The request -
Count how many lines of the data include "Other". The answer is that number and nothing else.

Input data -

□ □ □

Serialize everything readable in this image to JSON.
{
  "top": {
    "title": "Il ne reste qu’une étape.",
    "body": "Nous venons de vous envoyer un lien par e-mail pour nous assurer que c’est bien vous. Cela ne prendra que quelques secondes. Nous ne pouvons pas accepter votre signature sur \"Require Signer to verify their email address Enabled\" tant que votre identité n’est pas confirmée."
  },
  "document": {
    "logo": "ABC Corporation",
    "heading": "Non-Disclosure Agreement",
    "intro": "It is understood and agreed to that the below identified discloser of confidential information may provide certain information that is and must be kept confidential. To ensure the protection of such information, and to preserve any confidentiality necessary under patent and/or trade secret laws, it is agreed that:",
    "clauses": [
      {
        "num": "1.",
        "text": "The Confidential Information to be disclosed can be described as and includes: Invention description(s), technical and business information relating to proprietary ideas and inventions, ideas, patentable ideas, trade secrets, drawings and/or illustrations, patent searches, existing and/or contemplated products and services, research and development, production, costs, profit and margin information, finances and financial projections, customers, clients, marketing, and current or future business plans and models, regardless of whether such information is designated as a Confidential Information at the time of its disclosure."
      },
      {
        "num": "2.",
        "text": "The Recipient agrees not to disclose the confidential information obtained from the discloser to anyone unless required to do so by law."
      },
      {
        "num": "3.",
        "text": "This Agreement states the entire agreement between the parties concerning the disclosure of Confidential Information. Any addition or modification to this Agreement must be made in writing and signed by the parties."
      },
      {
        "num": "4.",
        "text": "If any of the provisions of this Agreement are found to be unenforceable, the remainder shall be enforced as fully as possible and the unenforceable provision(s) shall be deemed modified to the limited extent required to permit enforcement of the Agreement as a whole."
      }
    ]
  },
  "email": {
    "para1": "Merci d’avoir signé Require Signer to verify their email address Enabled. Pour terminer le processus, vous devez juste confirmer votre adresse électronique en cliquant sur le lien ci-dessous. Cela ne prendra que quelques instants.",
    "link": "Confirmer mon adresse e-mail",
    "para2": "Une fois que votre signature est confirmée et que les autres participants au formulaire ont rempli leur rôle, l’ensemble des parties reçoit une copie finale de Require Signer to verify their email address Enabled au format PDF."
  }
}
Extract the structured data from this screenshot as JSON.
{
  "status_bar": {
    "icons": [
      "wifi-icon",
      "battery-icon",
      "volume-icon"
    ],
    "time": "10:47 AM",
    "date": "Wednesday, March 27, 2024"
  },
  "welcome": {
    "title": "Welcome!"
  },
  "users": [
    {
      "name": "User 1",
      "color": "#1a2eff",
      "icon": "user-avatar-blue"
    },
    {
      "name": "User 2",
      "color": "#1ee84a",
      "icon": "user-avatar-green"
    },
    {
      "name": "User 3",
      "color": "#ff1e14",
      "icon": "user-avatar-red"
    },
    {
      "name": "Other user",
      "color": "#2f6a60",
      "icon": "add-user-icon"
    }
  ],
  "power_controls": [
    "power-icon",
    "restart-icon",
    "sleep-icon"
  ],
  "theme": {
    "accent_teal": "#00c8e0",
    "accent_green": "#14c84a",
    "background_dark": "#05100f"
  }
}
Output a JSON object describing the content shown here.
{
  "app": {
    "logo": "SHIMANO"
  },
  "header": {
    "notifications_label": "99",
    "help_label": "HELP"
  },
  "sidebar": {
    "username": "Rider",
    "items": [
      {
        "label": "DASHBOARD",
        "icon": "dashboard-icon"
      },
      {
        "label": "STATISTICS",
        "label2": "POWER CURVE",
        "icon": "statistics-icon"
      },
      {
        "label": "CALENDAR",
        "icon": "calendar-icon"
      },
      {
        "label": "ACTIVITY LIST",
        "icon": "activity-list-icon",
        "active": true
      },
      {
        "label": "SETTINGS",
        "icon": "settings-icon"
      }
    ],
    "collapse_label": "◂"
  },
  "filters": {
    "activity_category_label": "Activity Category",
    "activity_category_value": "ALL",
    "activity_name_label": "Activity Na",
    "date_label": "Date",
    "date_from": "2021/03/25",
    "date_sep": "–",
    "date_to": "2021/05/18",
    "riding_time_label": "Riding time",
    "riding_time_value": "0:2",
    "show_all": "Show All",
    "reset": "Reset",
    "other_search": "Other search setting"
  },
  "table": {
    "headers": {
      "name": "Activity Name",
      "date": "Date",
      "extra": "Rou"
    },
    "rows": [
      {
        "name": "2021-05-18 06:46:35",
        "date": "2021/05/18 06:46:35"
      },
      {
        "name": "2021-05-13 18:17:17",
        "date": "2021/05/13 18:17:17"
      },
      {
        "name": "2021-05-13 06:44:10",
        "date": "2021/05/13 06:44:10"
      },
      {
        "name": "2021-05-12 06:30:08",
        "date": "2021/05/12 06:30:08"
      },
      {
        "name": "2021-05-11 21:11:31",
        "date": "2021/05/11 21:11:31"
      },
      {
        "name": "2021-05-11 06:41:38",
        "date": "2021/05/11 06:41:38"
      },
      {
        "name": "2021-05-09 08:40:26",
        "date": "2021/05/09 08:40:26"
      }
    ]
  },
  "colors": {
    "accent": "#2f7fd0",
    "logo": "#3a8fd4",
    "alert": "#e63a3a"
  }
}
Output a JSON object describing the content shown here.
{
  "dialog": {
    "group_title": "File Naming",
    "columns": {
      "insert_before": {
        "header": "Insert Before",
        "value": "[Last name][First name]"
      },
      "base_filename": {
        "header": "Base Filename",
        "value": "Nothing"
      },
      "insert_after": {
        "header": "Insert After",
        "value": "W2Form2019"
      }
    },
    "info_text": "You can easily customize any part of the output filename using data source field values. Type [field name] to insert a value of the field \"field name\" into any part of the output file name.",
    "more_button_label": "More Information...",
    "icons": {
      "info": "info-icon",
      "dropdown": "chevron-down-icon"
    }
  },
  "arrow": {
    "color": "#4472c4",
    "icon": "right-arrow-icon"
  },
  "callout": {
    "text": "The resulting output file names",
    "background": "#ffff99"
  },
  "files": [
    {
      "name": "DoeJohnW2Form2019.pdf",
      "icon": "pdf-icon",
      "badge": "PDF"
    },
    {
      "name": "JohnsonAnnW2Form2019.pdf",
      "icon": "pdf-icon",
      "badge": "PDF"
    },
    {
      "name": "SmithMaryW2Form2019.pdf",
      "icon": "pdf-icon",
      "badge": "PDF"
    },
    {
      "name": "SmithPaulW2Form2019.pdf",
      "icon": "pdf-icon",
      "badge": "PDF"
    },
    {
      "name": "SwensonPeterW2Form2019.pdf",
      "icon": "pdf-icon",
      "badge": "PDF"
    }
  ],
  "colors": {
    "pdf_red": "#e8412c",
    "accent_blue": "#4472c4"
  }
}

□ □ □

Response to the task -
2